TASK 1. List every constructor declaration given in the CudaStream documentation below.

^^^^^^^^

Class CudaStream
Wrapps a CUstream handle. In case of a so called NULL stream, use the native CUstream struct instead.
Inheritance
Implements
Inherited Members
Namespace: ManagedCuda
Assembly: ManagedCuda.dll
Syntax
public class CudaStream : IDisposable
Constructors
| Improve this Doc View SourceCudaStream()
Creates a new Stream using None
Declaration
public CudaStream()
CudaStream(CUstream)
Creates a new wrapper for an existing stream
Declaration
public CudaStream(CUstream _stream)
Parameters
Type | Name | Description |
---|---|---|
CUstream | _stream |
CudaStream(CUStreamFlags)
Creates a new Stream
Declaration
public CudaStream(CUStreamFlags flags)
Parameters
Type | Name | Description |
---|---|---|
CUStreamFlags | flags | Parameters for stream creation (must be None) |
CudaStream(Int32)
Creates a new Stream using None and with the given priority
This API alters the scheduler priority of work in the stream. Work in a higher priority stream may preempt work already executing in a low priority stream.
priority
follows a convention where lower numbers represent higher priorities.
'0' represents default priority.
Declaration
public CudaStream(int priority)

^^^^^^^^

TASK 2. Write out, as a numbered list without blank lines, the entries from their first line through the line that contains "y-tick-label: 0.0000 xyxy=(44,416,87,431)", both included.

^^^^^^^^

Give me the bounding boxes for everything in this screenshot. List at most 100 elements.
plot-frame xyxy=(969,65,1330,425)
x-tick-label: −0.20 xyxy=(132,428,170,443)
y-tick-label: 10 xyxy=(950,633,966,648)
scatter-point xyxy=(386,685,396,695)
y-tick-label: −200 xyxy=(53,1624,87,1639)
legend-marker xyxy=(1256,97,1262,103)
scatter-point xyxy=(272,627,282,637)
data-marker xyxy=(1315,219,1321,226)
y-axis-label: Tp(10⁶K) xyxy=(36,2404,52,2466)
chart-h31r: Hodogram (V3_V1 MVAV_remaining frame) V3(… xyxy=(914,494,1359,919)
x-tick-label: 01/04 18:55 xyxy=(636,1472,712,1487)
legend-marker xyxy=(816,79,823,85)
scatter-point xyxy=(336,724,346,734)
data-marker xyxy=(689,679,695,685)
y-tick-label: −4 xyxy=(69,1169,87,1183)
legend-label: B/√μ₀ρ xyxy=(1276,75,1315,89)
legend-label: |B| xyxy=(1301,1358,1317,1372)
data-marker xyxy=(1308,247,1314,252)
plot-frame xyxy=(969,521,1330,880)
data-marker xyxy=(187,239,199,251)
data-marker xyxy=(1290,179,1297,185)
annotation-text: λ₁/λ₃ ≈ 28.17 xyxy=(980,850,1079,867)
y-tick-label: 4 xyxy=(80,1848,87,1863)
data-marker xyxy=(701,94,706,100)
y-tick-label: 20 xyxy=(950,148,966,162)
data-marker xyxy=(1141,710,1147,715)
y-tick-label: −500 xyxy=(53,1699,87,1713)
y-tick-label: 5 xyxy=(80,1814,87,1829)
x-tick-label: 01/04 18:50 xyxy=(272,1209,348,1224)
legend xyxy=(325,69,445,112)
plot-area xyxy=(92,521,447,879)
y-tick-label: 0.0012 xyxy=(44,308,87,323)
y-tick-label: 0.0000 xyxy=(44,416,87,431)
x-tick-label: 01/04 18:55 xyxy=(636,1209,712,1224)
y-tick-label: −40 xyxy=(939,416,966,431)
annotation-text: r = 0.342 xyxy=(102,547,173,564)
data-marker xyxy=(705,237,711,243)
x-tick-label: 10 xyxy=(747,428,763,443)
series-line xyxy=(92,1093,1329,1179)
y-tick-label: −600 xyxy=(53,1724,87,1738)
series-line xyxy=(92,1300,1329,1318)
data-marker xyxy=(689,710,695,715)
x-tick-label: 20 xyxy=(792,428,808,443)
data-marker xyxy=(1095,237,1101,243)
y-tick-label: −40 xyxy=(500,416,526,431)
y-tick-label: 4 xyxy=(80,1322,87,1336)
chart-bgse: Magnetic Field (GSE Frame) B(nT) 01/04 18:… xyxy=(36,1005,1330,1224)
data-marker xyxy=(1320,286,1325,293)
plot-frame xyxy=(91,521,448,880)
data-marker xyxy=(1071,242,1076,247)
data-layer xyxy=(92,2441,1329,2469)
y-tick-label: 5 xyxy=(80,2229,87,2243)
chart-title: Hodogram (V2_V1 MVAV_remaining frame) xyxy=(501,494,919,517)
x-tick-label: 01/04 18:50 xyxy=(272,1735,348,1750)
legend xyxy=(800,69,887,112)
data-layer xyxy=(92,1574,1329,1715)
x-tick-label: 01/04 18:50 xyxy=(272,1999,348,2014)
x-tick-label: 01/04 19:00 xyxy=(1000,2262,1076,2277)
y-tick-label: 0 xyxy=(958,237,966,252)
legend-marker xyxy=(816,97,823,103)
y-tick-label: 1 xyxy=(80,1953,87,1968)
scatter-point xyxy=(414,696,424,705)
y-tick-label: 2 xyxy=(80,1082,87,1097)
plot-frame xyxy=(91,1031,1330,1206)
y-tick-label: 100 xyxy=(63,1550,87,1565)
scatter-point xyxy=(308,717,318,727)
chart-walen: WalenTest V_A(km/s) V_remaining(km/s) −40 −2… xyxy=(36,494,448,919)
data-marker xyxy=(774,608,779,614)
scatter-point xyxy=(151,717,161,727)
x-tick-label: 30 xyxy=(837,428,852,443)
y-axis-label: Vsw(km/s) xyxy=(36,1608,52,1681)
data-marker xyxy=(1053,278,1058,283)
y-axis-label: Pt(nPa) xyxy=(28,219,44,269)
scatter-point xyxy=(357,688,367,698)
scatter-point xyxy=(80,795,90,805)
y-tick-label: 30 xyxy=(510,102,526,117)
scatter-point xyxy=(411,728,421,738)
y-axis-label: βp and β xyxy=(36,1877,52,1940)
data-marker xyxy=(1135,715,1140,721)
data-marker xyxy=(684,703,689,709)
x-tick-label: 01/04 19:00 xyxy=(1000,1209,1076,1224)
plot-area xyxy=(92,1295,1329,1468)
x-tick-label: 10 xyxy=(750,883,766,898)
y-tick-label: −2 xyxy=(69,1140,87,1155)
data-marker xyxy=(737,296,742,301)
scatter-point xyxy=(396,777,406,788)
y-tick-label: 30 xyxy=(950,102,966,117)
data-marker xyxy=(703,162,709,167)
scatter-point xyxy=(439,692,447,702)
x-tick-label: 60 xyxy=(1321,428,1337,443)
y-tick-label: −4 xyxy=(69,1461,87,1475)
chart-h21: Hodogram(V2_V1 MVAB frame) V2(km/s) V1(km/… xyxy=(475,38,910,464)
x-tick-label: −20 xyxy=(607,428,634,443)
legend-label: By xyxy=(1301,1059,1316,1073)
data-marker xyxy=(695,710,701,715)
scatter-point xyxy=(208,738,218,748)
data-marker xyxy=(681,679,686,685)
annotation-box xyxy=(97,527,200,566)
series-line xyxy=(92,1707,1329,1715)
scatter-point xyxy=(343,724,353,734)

^^^^^^^^

RIGHT ANSWER 1.
public CudaStream()
public CudaStream(CUstream _stream)
public CudaStream(CUStreamFlags flags)
public CudaStream(int priority)

RIGHT ANSWER 2.
1. Give me the bounding boxes for everything in this screenshot. List at most 100 elements.
2. plot-frame xyxy=(969,65,1330,425)
3. x-tick-label: −0.20 xyxy=(132,428,170,443)
4. y-tick-label: 10 xyxy=(950,633,966,648)
5. scatter-point xyxy=(386,685,396,695)
6. y-tick-label: −200 xyxy=(53,1624,87,1639)
7. legend-marker xyxy=(1256,97,1262,103)
8. scatter-point xyxy=(272,627,282,637)
9. data-marker xyxy=(1315,219,1321,226)
10. y-axis-label: Tp(10⁶K) xyxy=(36,2404,52,2466)
11. chart-h31r: Hodogram (V3_V1 MVAV_remaining frame) V3(… xyxy=(914,494,1359,919)
12. x-tick-label: 01/04 18:55 xyxy=(636,1472,712,1487)
13. legend-marker xyxy=(816,79,823,85)
14. scatter-point xyxy=(336,724,346,734)
15. data-marker xyxy=(689,679,695,685)
16. y-tick-label: −4 xyxy=(69,1169,87,1183)
17. legend-label: B/√μ₀ρ xyxy=(1276,75,1315,89)
18. legend-label: |B| xyxy=(1301,1358,1317,1372)
19. data-marker xyxy=(1308,247,1314,252)
20. plot-frame xyxy=(969,521,1330,880)
21. data-marker xyxy=(187,239,199,251)
22. data-marker xyxy=(1290,179,1297,185)
23. annotation-text: λ₁/λ₃ ≈ 28.17 xyxy=(980,850,1079,867)
24. y-tick-label: 4 xyxy=(80,1848,87,1863)
25. data-marker xyxy=(701,94,706,100)
26. y-tick-label: 20 xyxy=(950,148,966,162)
27. data-marker xyxy=(1141,710,1147,715)
28. y-tick-label: −500 xyxy=(53,1699,87,1713)
29. y-tick-label: 5 xyxy=(80,1814,87,1829)
30. x-tick-label: 01/04 18:50 xyxy=(272,1209,348,1224)
31. legend xyxy=(325,69,445,112)
32. plot-area xyxy=(92,521,447,879)
33. y-tick-label: 0.0012 xyxy=(44,308,87,323)
34. y-tick-label: 0.0000 xyxy=(44,416,87,431)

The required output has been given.